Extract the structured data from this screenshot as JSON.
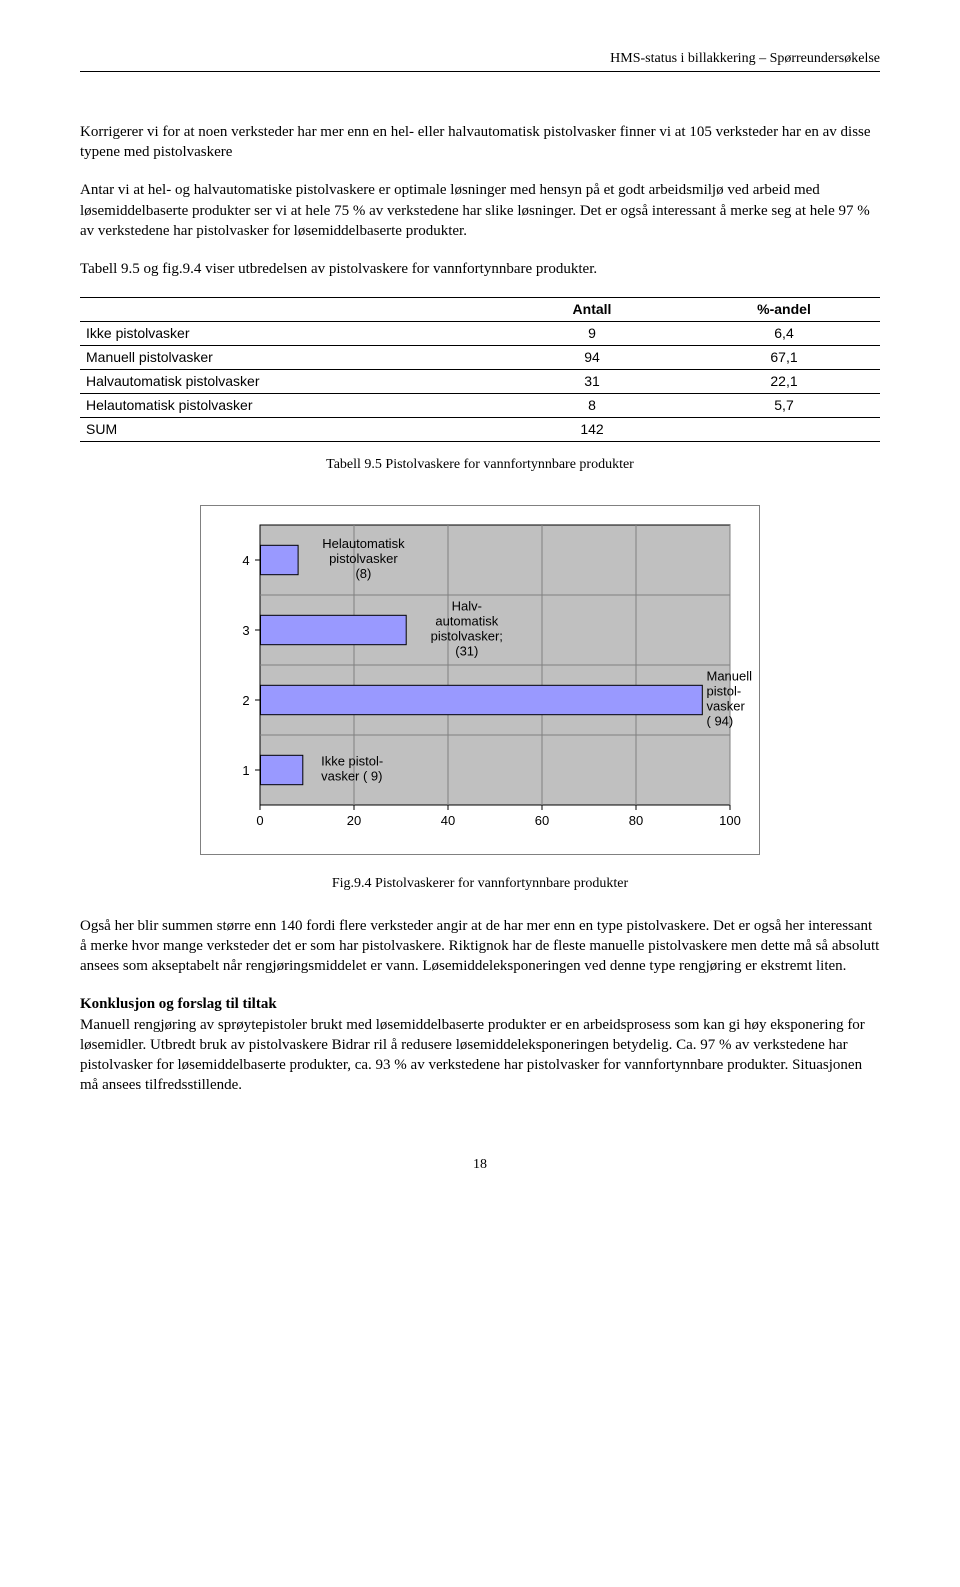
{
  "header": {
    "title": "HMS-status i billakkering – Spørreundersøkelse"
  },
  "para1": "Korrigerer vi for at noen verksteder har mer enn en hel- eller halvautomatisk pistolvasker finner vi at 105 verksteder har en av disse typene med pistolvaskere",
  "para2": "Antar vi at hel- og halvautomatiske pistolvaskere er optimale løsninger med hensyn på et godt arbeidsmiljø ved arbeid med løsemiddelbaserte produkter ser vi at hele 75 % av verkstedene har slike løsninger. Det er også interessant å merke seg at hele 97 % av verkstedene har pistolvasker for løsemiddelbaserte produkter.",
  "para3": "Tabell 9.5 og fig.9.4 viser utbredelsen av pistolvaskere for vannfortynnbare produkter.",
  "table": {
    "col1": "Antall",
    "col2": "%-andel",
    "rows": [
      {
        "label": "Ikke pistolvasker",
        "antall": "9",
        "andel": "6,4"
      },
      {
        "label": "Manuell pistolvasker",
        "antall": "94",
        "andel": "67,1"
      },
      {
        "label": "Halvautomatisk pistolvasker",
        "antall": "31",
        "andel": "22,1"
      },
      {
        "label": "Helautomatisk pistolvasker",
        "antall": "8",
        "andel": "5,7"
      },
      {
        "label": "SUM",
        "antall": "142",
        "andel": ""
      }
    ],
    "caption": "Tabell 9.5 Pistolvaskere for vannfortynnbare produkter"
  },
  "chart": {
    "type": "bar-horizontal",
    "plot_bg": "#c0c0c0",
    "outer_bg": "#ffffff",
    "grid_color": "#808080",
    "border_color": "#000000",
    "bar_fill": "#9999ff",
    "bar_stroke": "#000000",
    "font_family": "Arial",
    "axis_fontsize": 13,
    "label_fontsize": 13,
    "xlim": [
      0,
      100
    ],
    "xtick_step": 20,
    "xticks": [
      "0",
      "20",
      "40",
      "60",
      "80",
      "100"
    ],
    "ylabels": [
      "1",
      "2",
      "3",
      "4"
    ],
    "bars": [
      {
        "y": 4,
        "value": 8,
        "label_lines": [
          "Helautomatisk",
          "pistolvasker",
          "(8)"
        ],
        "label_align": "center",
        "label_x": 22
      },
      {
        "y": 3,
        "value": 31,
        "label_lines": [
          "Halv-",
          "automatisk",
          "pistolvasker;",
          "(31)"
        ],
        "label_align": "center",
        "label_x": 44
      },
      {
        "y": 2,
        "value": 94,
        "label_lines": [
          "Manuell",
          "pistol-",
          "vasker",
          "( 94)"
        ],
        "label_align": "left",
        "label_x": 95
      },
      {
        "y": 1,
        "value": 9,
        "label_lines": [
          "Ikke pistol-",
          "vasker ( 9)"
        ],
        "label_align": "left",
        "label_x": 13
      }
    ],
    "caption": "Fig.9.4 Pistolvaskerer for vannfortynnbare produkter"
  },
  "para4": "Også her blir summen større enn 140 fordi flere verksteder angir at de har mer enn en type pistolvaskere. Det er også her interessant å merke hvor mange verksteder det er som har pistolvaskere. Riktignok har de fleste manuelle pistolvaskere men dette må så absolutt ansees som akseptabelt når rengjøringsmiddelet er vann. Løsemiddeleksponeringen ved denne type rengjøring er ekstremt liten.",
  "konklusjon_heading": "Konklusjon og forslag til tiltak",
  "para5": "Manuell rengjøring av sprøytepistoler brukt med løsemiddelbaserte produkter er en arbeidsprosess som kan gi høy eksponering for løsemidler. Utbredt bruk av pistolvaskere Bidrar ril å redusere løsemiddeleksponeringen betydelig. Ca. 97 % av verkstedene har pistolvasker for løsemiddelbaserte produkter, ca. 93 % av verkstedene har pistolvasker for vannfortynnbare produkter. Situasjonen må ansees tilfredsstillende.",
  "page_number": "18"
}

================================

### Directive
Pick out the lines above containing the word "Helautomatisk", then copy them.

### Answer for the task
        "label": "Helautomatisk pistolvasker",
          "Helautomatisk",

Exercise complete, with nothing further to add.